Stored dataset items

● ● ●

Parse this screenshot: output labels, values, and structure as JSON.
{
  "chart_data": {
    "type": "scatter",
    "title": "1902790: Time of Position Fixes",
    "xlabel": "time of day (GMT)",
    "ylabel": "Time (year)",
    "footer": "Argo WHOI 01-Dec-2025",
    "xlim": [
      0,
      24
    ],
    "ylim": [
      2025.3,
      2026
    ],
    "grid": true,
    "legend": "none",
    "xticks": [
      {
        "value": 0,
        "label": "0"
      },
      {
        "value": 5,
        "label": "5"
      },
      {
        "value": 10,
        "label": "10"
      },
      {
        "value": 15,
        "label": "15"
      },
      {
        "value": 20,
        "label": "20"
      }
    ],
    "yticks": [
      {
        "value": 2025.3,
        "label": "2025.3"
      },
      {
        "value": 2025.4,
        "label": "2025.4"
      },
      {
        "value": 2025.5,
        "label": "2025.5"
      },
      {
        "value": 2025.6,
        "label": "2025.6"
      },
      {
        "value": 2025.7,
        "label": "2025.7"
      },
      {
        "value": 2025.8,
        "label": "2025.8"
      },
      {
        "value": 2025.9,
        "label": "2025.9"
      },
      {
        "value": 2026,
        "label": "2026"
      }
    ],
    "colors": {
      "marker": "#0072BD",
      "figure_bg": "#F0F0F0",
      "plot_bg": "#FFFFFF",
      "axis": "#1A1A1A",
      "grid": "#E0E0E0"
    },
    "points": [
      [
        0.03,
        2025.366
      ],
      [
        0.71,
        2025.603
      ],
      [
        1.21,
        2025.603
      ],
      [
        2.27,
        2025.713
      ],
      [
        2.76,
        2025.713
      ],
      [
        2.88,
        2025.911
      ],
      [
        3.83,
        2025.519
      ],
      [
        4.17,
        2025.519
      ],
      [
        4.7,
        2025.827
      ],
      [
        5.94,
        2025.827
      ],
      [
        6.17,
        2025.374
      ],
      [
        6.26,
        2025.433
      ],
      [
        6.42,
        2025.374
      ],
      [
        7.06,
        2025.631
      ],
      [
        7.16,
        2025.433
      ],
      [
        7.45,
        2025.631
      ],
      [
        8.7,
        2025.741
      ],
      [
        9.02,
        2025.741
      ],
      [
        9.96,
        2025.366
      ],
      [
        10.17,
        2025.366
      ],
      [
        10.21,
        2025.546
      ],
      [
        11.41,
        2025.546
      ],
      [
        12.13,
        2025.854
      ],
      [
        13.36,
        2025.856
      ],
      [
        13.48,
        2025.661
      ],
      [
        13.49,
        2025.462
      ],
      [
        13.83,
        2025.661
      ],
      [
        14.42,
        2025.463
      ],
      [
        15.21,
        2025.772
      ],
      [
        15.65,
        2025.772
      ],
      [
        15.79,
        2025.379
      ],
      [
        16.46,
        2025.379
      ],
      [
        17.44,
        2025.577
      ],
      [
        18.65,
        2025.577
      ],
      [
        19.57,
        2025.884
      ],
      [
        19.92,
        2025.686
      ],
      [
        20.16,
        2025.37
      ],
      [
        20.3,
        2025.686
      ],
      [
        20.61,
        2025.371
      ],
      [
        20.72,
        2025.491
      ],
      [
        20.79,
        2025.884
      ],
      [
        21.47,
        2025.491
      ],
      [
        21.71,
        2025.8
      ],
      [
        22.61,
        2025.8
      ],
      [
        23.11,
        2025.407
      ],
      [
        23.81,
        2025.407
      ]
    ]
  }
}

● ● ●

The listing above should be transcribed in full, exactly as written.

Parse this screenshot: output labels, values, and structure as JSON.
{
  "chart_data": {
    "type": "scatter",
    "title": "1902790: Time of Position Fixes",
    "xlabel": "time of day (GMT)",
    "ylabel": "Time (year)",
    "footer": "Argo WHOI 01-Dec-2025",
    "xlim": [
      0,
      24
    ],
    "ylim": [
      2025.3,
      2026
    ],
    "grid": true,
    "legend": "none",
    "xticks": [
      {
        "value": 0,
        "label": "0"
      },
      {
        "value": 5,
        "label": "5"
      },
      {
        "value": 10,
        "label": "10"
      },
      {
        "value": 15,
        "label": "15"
      },
      {
        "value": 20,
        "label": "20"
      }
    ],
    "yticks": [
      {
        "value": 2025.3,
        "label": "2025.3"
      },
      {
        "value": 2025.4,
        "label": "2025.4"
      },
      {
        "value": 2025.5,
        "label": "2025.5"
      },
      {
        "value": 2025.6,
        "label": "2025.6"
      },
      {
        "value": 2025.7,
        "label": "2025.7"
      },
      {
        "value": 2025.8,
        "label": "2025.8"
      },
      {
        "value": 2025.9,
        "label": "2025.9"
      },
      {
        "value": 2026,
        "label": "2026"
      }
    ],
    "colors": {
      "marker": "#0072BD",
      "figure_bg": "#F0F0F0",
      "plot_bg": "#FFFFFF",
      "axis": "#1A1A1A",
      "grid": "#E0E0E0"
    },
    "points": [
      [
        0.03,
        2025.366
      ],
      [
        0.71,
        2025.603
      ],
      [
        1.21,
        2025.603
      ],
      [
        2.27,
        2025.713
      ],
      [
        2.76,
        2025.713
      ],
      [
        2.88,
        2025.911
      ],
      [
        3.83,
        2025.519
      ],
      [
        4.17,
        2025.519
      ],
      [
        4.7,
        2025.827
      ],
      [
        5.94,
        2025.827
      ],
      [
        6.17,
        2025.374
      ],
      [
        6.26,
        2025.433
      ],
      [
        6.42,
        2025.374
      ],
      [
        7.06,
        2025.631
      ],
      [
        7.16,
        2025.433
      ],
      [
        7.45,
        2025.631
      ],
      [
        8.7,
        2025.741
      ],
      [
        9.02,
        2025.741
      ],
      [
        9.96,
        2025.366
      ],
      [
        10.17,
        2025.366
      ],
      [
        10.21,
        2025.546
      ],
      [
        11.41,
        2025.546
      ],
      [
        12.13,
        2025.854
      ],
      [
        13.36,
        2025.856
      ],
      [
        13.48,
        2025.661
      ],
      [
        13.49,
        2025.462
      ],
      [
        13.83,
        2025.661
      ],
      [
        14.42,
        2025.463
      ],
      [
        15.21,
        2025.772
      ],
      [
        15.65,
        2025.772
      ],
      [
        15.79,
        2025.379
      ],
      [
        16.46,
        2025.379
      ],
      [
        17.44,
        2025.577
      ],
      [
        18.65,
        2025.577
      ],
      [
        19.57,
        2025.884
      ],
      [
        19.92,
        2025.686
      ],
      [
        20.16,
        2025.37
      ],
      [
        20.3,
        2025.686
      ],
      [
        20.61,
        2025.371
      ],
      [
        20.72,
        2025.491
      ],
      [
        20.79,
        2025.884
      ],
      [
        21.47,
        2025.491
      ],
      [
        21.71,
        2025.8
      ],
      [
        22.61,
        2025.8
      ],
      [
        23.11,
        2025.407
      ],
      [
        23.81,
        2025.407
      ]
    ]
  }
}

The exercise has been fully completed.